Task details
In the listing below, locate the lines bearing the word "JSON". Copy every one of them.

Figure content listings
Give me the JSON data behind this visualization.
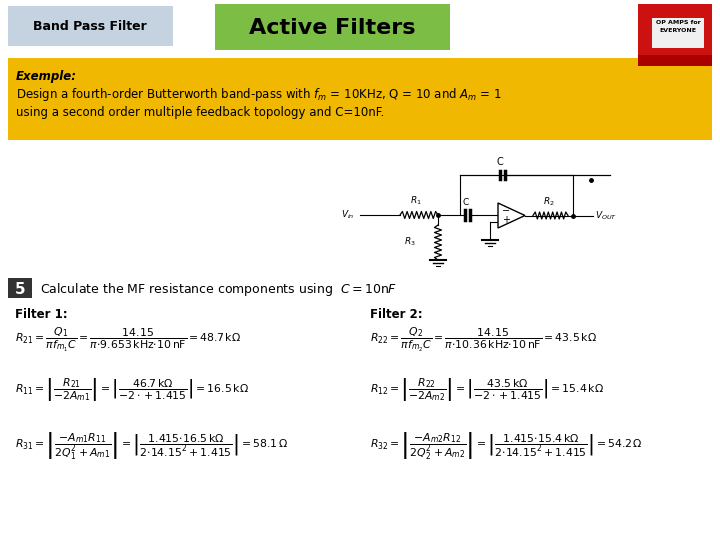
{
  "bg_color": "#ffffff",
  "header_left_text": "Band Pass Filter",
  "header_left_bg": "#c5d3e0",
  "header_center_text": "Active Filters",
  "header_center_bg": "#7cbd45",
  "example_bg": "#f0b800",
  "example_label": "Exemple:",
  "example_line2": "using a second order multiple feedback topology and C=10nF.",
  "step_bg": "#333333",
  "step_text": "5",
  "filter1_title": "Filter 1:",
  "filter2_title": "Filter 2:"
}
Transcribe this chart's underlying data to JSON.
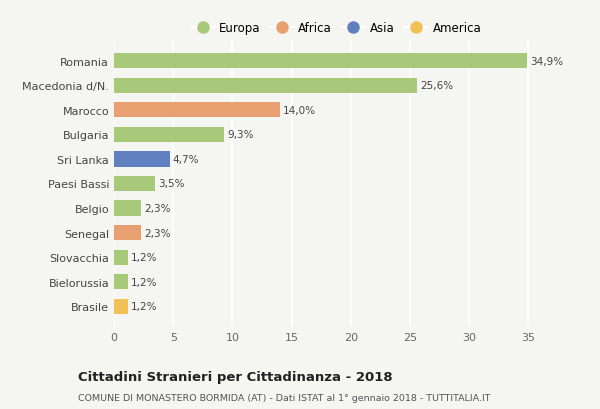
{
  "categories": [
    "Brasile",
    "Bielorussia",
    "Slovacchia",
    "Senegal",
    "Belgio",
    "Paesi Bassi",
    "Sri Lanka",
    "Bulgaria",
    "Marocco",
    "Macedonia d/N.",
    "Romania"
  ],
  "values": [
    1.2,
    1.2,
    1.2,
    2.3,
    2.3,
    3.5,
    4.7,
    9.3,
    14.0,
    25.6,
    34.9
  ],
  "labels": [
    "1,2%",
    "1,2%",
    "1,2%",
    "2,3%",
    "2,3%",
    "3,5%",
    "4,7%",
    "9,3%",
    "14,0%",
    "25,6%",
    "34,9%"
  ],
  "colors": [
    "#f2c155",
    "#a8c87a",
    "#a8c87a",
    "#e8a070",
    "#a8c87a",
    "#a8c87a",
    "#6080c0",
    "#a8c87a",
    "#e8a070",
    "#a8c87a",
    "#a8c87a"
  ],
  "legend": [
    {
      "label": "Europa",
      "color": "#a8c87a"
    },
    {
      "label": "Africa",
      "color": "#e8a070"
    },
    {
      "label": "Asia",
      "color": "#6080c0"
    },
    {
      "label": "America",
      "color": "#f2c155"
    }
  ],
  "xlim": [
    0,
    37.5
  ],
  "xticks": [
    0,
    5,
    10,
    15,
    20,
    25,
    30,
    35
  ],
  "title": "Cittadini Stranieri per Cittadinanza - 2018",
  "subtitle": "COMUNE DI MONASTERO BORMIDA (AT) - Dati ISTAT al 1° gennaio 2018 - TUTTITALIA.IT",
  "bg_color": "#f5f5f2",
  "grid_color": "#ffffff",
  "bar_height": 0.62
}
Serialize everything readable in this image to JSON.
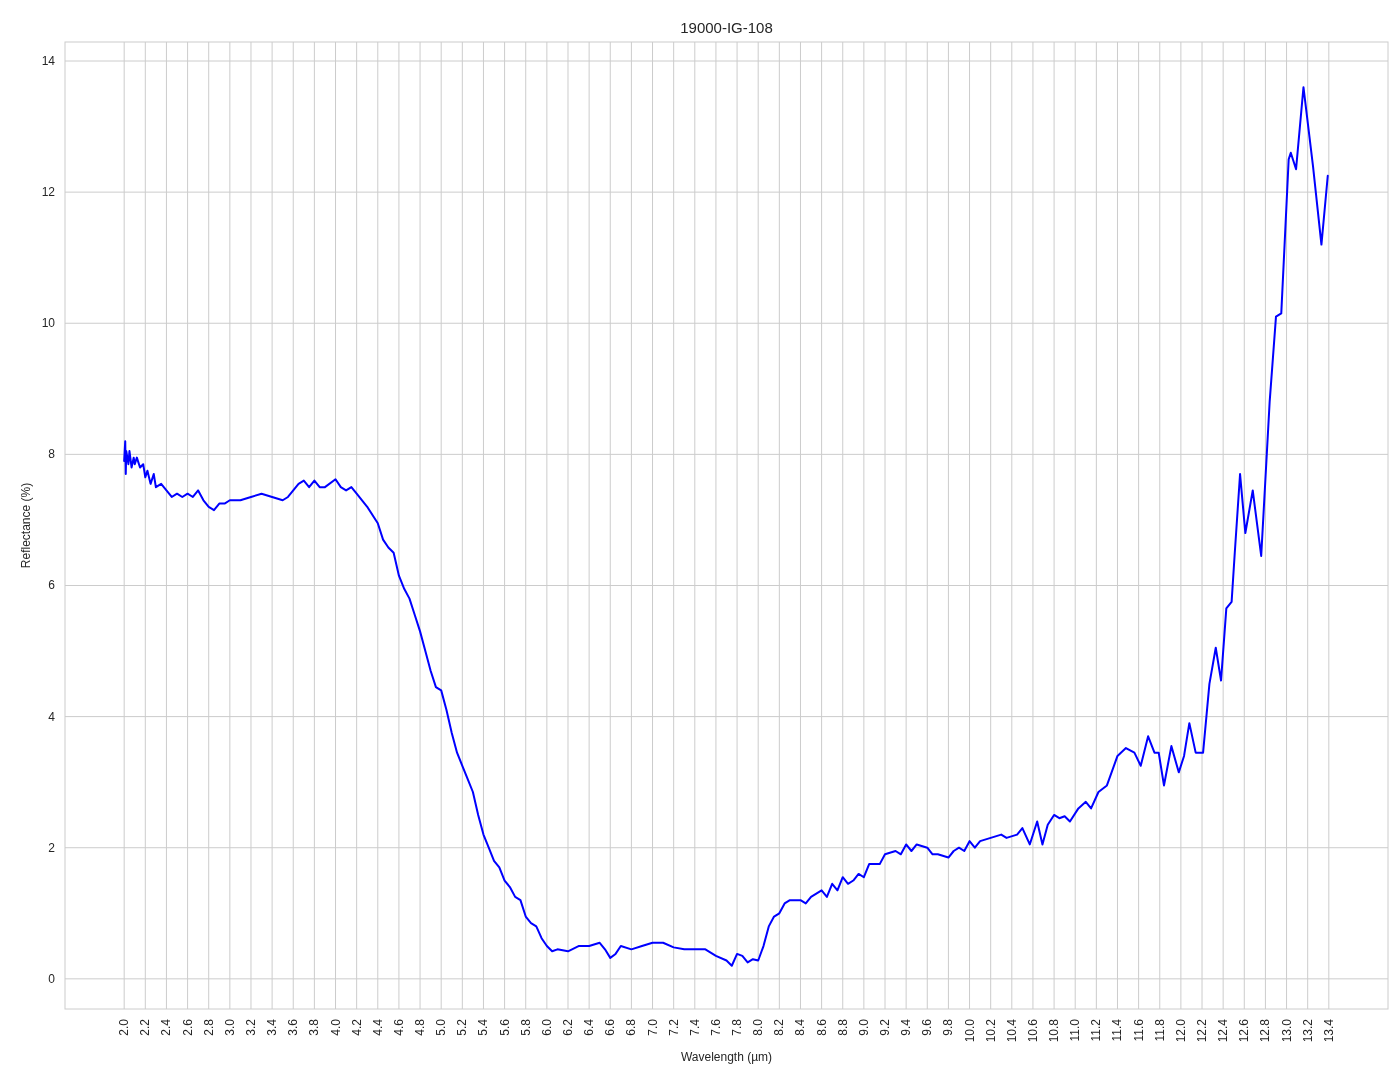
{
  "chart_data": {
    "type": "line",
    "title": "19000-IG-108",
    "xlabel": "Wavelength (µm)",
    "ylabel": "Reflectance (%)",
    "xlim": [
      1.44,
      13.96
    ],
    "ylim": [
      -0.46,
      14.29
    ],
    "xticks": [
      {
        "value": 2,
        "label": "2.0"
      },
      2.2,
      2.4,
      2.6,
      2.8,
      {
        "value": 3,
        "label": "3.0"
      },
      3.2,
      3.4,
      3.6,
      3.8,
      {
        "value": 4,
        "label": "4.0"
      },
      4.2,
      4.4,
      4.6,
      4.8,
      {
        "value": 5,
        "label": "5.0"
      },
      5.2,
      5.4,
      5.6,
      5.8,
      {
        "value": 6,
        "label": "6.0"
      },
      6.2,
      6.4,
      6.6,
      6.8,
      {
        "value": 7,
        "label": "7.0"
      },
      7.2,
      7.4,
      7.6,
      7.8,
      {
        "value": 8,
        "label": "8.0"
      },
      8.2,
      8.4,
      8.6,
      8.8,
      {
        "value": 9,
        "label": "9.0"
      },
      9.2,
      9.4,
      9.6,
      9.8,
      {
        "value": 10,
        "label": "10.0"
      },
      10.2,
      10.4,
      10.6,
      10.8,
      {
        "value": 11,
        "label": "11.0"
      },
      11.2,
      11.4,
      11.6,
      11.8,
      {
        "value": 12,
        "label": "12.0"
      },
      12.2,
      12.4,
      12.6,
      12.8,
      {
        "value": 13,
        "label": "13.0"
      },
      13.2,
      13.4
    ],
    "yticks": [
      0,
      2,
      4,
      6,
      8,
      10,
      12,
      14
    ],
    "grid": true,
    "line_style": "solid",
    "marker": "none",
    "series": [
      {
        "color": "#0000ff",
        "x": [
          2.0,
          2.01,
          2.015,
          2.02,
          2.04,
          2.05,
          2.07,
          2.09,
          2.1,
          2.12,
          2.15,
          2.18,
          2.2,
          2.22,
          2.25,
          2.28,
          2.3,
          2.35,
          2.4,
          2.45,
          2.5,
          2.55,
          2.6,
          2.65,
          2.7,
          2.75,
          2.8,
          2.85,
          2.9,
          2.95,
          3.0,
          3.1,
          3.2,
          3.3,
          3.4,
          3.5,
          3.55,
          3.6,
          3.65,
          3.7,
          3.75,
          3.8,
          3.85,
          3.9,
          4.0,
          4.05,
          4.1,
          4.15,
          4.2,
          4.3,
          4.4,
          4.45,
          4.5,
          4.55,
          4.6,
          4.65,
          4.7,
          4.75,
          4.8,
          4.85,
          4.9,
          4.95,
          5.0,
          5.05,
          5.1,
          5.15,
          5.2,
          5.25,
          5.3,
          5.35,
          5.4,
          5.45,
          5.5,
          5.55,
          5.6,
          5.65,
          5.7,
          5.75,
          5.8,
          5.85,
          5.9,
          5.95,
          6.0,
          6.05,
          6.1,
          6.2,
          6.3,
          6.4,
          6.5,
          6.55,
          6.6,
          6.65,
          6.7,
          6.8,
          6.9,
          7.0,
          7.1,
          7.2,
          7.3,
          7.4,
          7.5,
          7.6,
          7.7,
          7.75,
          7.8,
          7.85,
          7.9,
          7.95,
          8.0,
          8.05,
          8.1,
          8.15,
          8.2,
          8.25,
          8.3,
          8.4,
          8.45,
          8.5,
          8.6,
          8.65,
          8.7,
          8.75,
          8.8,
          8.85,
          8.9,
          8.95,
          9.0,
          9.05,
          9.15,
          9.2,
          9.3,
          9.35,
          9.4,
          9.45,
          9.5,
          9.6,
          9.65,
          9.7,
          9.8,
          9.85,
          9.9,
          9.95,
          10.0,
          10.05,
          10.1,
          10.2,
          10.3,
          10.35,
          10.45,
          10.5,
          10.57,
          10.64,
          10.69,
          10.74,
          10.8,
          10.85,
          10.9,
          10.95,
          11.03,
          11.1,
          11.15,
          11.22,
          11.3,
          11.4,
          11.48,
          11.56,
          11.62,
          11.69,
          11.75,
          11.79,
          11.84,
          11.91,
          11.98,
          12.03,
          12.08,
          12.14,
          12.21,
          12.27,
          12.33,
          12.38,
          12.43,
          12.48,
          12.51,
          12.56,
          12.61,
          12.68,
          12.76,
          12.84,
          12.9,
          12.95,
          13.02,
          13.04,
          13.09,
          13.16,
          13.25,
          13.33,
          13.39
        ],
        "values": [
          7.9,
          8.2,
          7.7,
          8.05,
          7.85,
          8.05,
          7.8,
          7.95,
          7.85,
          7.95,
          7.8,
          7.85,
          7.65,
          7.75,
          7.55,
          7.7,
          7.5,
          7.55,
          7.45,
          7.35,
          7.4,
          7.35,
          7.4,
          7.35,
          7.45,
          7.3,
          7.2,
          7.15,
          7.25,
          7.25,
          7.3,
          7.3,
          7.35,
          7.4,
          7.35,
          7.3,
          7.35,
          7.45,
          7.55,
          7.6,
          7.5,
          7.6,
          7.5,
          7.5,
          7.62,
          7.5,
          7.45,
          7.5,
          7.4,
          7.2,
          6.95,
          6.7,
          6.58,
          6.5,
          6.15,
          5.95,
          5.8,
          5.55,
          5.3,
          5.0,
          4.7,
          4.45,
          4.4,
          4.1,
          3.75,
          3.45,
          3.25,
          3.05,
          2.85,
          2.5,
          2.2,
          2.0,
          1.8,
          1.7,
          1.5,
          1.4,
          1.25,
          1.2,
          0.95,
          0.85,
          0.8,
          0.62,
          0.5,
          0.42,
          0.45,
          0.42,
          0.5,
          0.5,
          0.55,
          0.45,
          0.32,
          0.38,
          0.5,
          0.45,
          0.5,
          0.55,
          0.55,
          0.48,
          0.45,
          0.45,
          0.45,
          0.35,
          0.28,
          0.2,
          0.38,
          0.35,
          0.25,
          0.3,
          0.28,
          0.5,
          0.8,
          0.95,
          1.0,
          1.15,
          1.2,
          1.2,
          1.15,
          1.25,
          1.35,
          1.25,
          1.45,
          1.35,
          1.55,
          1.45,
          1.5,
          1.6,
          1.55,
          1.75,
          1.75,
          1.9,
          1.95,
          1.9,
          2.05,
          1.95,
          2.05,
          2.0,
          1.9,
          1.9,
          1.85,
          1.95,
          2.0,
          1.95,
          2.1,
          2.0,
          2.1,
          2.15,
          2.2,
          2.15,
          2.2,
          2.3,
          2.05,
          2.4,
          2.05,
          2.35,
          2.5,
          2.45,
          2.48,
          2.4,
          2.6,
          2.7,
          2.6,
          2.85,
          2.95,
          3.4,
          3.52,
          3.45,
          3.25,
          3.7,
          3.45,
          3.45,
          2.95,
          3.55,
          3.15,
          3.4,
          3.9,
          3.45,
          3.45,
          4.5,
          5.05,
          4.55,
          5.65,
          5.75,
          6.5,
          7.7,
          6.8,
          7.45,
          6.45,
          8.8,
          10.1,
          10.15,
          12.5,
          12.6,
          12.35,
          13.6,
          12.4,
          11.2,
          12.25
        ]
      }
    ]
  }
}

Output for this task
Give me the JSON data behind this visualization.
Transcribe this chart's underlying data to JSON.
Serialize everything readable in this image to JSON.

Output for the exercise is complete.